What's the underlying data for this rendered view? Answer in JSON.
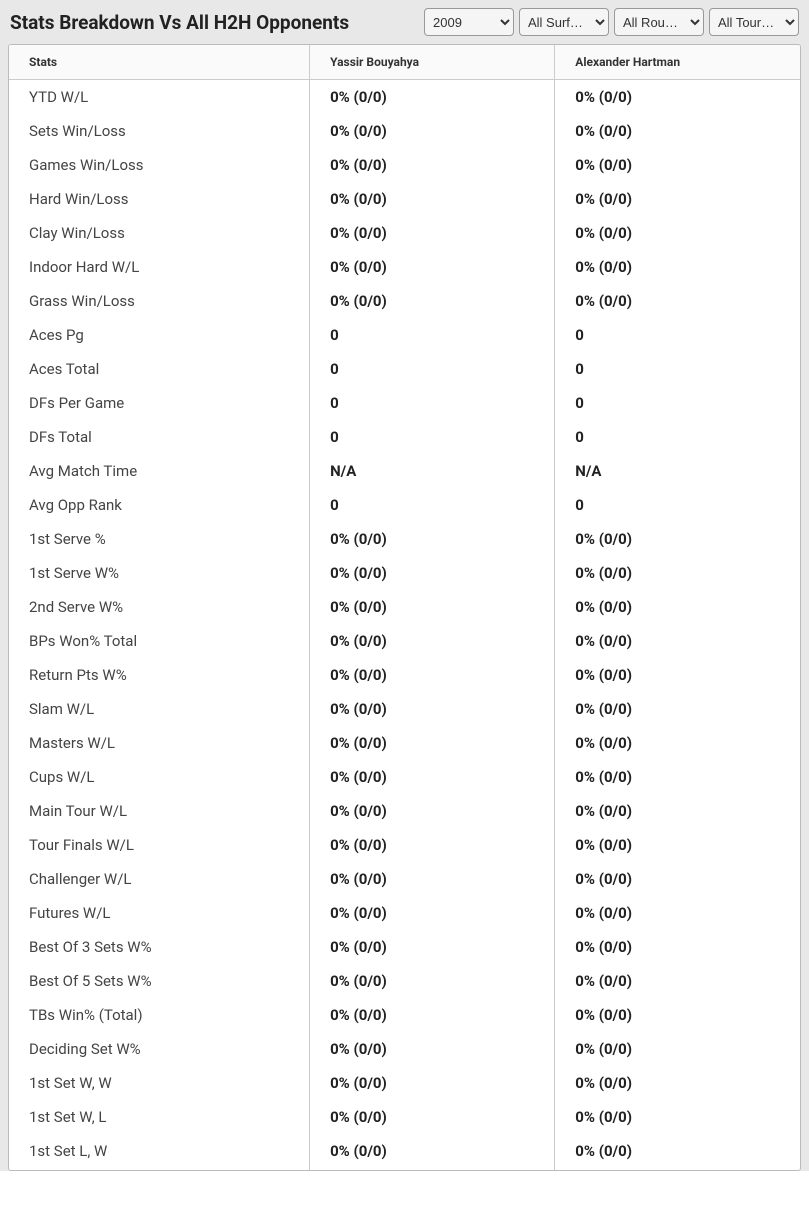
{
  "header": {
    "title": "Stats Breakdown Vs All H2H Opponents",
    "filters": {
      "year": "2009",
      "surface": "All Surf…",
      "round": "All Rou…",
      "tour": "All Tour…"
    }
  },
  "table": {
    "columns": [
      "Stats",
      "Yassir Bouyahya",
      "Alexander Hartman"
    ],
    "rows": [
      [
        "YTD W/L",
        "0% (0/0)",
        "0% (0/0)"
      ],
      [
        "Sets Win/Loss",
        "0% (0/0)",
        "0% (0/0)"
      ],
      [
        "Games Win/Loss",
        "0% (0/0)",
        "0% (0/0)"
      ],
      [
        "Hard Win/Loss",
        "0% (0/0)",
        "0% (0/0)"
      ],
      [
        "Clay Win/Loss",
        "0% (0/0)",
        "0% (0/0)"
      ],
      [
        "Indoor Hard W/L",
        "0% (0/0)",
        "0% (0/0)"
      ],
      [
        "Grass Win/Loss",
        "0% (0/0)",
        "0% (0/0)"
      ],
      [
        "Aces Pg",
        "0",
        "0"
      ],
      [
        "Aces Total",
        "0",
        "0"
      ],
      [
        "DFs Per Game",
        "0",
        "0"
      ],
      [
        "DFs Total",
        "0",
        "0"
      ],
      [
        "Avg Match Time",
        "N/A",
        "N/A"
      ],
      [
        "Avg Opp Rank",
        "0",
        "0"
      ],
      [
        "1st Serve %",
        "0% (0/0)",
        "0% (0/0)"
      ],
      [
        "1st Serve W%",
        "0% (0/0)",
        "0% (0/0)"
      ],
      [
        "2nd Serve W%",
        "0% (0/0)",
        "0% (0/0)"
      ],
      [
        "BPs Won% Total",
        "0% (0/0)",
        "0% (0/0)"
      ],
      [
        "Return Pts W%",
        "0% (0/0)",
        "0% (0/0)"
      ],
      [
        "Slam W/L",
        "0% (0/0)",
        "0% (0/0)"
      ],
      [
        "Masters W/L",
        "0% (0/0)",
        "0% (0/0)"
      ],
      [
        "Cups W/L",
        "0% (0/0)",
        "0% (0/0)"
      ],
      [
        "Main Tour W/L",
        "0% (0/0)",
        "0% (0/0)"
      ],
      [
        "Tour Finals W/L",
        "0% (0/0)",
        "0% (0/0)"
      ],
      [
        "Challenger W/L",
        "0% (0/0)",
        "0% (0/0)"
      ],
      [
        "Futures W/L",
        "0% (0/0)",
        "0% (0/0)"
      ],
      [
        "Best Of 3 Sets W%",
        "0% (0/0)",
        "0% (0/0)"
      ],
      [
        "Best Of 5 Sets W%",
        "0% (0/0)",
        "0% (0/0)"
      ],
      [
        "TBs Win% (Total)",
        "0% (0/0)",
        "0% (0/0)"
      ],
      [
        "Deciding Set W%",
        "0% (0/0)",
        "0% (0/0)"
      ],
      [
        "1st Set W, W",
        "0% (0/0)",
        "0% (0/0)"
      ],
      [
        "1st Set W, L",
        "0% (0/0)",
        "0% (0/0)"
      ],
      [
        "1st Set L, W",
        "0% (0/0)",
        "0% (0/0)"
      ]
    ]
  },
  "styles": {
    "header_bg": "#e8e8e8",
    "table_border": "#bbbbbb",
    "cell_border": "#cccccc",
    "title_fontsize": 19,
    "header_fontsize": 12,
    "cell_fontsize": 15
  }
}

**REQUIRED TASK:** Output the entries above exactly, without their pictures.

**SOLUTION TO THE PROBLEM:**
What's the underlying data for this rendered view? Answer in JSON.
{
  "header": {
    "title": "Stats Breakdown Vs All H2H Opponents",
    "filters": {
      "year": "2009",
      "surface": "All Surf…",
      "round": "All Rou…",
      "tour": "All Tour…"
    }
  },
  "table": {
    "columns": [
      "Stats",
      "Yassir Bouyahya",
      "Alexander Hartman"
    ],
    "rows": [
      [
        "YTD W/L",
        "0% (0/0)",
        "0% (0/0)"
      ],
      [
        "Sets Win/Loss",
        "0% (0/0)",
        "0% (0/0)"
      ],
      [
        "Games Win/Loss",
        "0% (0/0)",
        "0% (0/0)"
      ],
      [
        "Hard Win/Loss",
        "0% (0/0)",
        "0% (0/0)"
      ],
      [
        "Clay Win/Loss",
        "0% (0/0)",
        "0% (0/0)"
      ],
      [
        "Indoor Hard W/L",
        "0% (0/0)",
        "0% (0/0)"
      ],
      [
        "Grass Win/Loss",
        "0% (0/0)",
        "0% (0/0)"
      ],
      [
        "Aces Pg",
        "0",
        "0"
      ],
      [
        "Aces Total",
        "0",
        "0"
      ],
      [
        "DFs Per Game",
        "0",
        "0"
      ],
      [
        "DFs Total",
        "0",
        "0"
      ],
      [
        "Avg Match Time",
        "N/A",
        "N/A"
      ],
      [
        "Avg Opp Rank",
        "0",
        "0"
      ],
      [
        "1st Serve %",
        "0% (0/0)",
        "0% (0/0)"
      ],
      [
        "1st Serve W%",
        "0% (0/0)",
        "0% (0/0)"
      ],
      [
        "2nd Serve W%",
        "0% (0/0)",
        "0% (0/0)"
      ],
      [
        "BPs Won% Total",
        "0% (0/0)",
        "0% (0/0)"
      ],
      [
        "Return Pts W%",
        "0% (0/0)",
        "0% (0/0)"
      ],
      [
        "Slam W/L",
        "0% (0/0)",
        "0% (0/0)"
      ],
      [
        "Masters W/L",
        "0% (0/0)",
        "0% (0/0)"
      ],
      [
        "Cups W/L",
        "0% (0/0)",
        "0% (0/0)"
      ],
      [
        "Main Tour W/L",
        "0% (0/0)",
        "0% (0/0)"
      ],
      [
        "Tour Finals W/L",
        "0% (0/0)",
        "0% (0/0)"
      ],
      [
        "Challenger W/L",
        "0% (0/0)",
        "0% (0/0)"
      ],
      [
        "Futures W/L",
        "0% (0/0)",
        "0% (0/0)"
      ],
      [
        "Best Of 3 Sets W%",
        "0% (0/0)",
        "0% (0/0)"
      ],
      [
        "Best Of 5 Sets W%",
        "0% (0/0)",
        "0% (0/0)"
      ],
      [
        "TBs Win% (Total)",
        "0% (0/0)",
        "0% (0/0)"
      ],
      [
        "Deciding Set W%",
        "0% (0/0)",
        "0% (0/0)"
      ],
      [
        "1st Set W, W",
        "0% (0/0)",
        "0% (0/0)"
      ],
      [
        "1st Set W, L",
        "0% (0/0)",
        "0% (0/0)"
      ],
      [
        "1st Set L, W",
        "0% (0/0)",
        "0% (0/0)"
      ]
    ]
  },
  "styles": {
    "header_bg": "#e8e8e8",
    "table_border": "#bbbbbb",
    "cell_border": "#cccccc",
    "title_fontsize": 19,
    "header_fontsize": 12,
    "cell_fontsize": 15
  }
}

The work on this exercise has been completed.